**Problem to solve:**
Copy each of the following items character for character, without changing anything.

[Layout coordinate data]
▼

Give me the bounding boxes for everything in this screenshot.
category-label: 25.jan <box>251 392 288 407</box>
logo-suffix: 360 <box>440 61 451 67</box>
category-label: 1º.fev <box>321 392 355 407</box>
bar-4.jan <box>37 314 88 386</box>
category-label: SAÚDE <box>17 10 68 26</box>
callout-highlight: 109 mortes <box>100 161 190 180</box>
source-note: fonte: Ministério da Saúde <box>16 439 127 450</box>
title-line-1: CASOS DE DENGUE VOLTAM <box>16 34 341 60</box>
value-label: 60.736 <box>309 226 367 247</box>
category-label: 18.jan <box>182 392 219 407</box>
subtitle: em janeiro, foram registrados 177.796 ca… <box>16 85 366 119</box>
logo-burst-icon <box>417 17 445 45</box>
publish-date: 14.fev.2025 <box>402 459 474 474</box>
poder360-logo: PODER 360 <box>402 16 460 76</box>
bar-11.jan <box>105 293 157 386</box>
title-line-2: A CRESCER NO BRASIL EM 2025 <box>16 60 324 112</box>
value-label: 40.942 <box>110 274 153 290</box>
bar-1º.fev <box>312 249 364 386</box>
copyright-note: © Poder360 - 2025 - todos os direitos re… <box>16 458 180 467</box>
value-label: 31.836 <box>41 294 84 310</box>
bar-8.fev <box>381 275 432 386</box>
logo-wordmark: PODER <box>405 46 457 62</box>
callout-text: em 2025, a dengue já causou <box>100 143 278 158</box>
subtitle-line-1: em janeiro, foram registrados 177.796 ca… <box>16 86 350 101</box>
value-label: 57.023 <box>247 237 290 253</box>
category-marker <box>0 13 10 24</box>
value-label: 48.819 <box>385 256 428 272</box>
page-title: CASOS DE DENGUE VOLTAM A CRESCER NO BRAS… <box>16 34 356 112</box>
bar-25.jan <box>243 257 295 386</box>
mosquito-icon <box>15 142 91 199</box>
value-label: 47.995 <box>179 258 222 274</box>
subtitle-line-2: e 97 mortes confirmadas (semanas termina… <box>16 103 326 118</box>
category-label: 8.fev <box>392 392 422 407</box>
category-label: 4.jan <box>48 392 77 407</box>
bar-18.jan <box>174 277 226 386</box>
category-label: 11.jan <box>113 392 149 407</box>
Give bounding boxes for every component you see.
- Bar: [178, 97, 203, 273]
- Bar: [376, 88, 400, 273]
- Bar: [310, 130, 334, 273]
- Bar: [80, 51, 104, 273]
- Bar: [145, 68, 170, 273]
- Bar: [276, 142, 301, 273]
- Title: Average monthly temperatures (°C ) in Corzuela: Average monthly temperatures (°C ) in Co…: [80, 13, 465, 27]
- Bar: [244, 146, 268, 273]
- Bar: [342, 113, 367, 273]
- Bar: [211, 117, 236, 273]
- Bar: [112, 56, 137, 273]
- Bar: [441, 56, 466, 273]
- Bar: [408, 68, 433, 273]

▲

**Result below:**
Give me the bounding boxes for everything in this screenshot.
category-label: 25.jan <box>251 392 288 407</box>
logo-suffix: 360 <box>440 61 451 67</box>
category-label: 1º.fev <box>321 392 355 407</box>
bar-4.jan <box>37 314 88 386</box>
category-label: SAÚDE <box>17 10 68 26</box>
callout-highlight: 109 mortes <box>100 161 190 180</box>
source-note: fonte: Ministério da Saúde <box>16 439 127 450</box>
title-line-1: CASOS DE DENGUE VOLTAM <box>16 34 341 60</box>
value-label: 60.736 <box>309 226 367 247</box>
category-label: 18.jan <box>182 392 219 407</box>
subtitle: em janeiro, foram registrados 177.796 ca… <box>16 85 366 119</box>
logo-burst-icon <box>417 17 445 45</box>
publish-date: 14.fev.2025 <box>402 459 474 474</box>
poder360-logo: PODER 360 <box>402 16 460 76</box>
bar-11.jan <box>105 293 157 386</box>
title-line-2: A CRESCER NO BRASIL EM 2025 <box>16 60 324 112</box>
value-label: 40.942 <box>110 274 153 290</box>
bar-1º.fev <box>312 249 364 386</box>
copyright-note: © Poder360 - 2025 - todos os direitos re… <box>16 458 180 467</box>
value-label: 31.836 <box>41 294 84 310</box>
bar-8.fev <box>381 275 432 386</box>
logo-wordmark: PODER <box>405 46 457 62</box>
callout-text: em 2025, a dengue já causou <box>100 143 278 158</box>
subtitle-line-1: em janeiro, foram registrados 177.796 ca… <box>16 86 350 101</box>
value-label: 57.023 <box>247 237 290 253</box>
category-marker <box>0 13 10 24</box>
value-label: 48.819 <box>385 256 428 272</box>
page-title: CASOS DE DENGUE VOLTAM A CRESCER NO BRAS… <box>16 34 356 112</box>
bar-25.jan <box>243 257 295 386</box>
mosquito-icon <box>15 142 91 199</box>
value-label: 47.995 <box>179 258 222 274</box>
subtitle-line-2: e 97 mortes confirmadas (semanas termina… <box>16 103 326 118</box>
category-label: 8.fev <box>392 392 422 407</box>
category-label: 4.jan <box>48 392 77 407</box>
bar-18.jan <box>174 277 226 386</box>
category-label: 11.jan <box>113 392 149 407</box>
Give bounding boxes for every component you see.
- Bar: [178, 97, 203, 273]
- Bar: [376, 88, 400, 273]
- Bar: [310, 130, 334, 273]
- Bar: [80, 51, 104, 273]
- Bar: [145, 68, 170, 273]
- Bar: [276, 142, 301, 273]
- Title: Average monthly temperatures (°C ) in Corzuela: Average monthly temperatures (°C ) in Co…: [80, 13, 465, 27]
- Bar: [244, 146, 268, 273]
- Bar: [342, 113, 367, 273]
- Bar: [211, 117, 236, 273]
- Bar: [112, 56, 137, 273]
- Bar: [441, 56, 466, 273]
- Bar: [408, 68, 433, 273]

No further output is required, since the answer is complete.